Given problem A:
Print the stretch from "Then, the program" through "table 253 (S314)." in the program analysis passage, copied word for word.

# start of Text passage

As illustrated in the flowchart, the program analysis apparatus 10 firstly displays a screen illustrated in FIG. 4, for example (hereinafter, also referred to as a designation screen 400 for a method of inputting a source code and a change point) on the display device 14, to receive the designation of a method of inputting the source code ID of the source code 251 and change point of the modification-targeted program from a user through the input device 13 or the communication network 5 (S311, S312).

Then, the program analysis apparatus 10 performs the symbolic-execution on the source code 251 received at S311 and creates the symbolic summary 252, the trace information 254, and the decision table 253 (S314).

After that, the program analysis apparatus 10 receives an input of the change point according to the change point input method designated at S312 (S314).

# end of Text passage
# start of Supplied entries

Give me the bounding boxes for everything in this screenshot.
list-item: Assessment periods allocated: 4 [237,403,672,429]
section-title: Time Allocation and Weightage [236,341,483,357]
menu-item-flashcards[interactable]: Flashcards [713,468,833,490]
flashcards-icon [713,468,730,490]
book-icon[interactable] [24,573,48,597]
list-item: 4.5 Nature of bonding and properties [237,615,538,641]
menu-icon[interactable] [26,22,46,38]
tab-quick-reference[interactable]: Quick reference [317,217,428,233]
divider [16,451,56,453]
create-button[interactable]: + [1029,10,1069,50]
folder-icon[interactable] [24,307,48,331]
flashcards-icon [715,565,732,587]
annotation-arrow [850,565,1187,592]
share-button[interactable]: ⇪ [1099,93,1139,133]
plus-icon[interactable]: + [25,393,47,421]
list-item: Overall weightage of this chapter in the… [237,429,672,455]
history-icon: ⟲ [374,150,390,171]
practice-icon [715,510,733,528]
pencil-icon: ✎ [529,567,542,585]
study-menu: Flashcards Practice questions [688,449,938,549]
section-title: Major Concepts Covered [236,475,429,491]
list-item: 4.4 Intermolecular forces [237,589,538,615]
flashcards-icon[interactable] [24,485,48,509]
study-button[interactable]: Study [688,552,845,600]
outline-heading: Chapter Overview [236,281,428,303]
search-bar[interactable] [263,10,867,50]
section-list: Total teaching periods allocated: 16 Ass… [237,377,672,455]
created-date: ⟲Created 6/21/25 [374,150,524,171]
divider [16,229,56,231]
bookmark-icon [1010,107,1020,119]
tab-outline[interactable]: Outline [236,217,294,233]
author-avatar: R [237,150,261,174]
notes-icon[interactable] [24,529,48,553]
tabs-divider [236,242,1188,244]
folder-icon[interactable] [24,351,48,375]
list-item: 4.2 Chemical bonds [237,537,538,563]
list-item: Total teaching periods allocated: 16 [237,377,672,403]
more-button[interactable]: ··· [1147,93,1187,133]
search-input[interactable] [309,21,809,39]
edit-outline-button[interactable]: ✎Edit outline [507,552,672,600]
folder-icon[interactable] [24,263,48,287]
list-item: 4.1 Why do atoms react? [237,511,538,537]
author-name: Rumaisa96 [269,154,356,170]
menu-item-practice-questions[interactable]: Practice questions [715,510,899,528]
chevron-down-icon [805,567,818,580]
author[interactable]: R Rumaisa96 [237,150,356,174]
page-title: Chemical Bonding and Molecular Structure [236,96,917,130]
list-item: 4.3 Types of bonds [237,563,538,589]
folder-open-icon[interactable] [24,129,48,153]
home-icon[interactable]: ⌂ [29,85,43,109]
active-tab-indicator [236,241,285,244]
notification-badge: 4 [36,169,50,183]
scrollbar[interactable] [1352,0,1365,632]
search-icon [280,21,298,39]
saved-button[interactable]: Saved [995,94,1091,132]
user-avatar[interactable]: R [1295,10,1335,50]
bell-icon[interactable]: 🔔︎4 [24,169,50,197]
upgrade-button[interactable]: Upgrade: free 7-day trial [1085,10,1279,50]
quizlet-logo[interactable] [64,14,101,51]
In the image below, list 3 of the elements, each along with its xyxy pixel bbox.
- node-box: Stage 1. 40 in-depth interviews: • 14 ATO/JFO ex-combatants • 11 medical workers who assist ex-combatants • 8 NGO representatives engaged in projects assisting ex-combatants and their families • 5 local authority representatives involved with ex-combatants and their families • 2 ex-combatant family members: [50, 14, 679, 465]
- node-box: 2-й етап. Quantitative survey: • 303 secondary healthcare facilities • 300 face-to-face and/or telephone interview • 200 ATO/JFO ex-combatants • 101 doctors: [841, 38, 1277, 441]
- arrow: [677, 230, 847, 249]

# end of Supplied entries

Given problem B:
Find each line in the records that contains the string "periods", matching case, and copy those lines unchanged.

Written answer A:
Then, the program analysis apparatus 10 performs the symbolic-execution on the source code 251 received at S311 and creates the symbolic summary 252, the trace information 254, and the decision table 253 (S314).

Written answer B:
list-item: Assessment periods allocated: 4 [237,403,672,429]
section-list: Total teaching periods allocated: 16 Ass… [237,377,672,455]
list-item: Total teaching periods allocated: 16 [237,377,672,403]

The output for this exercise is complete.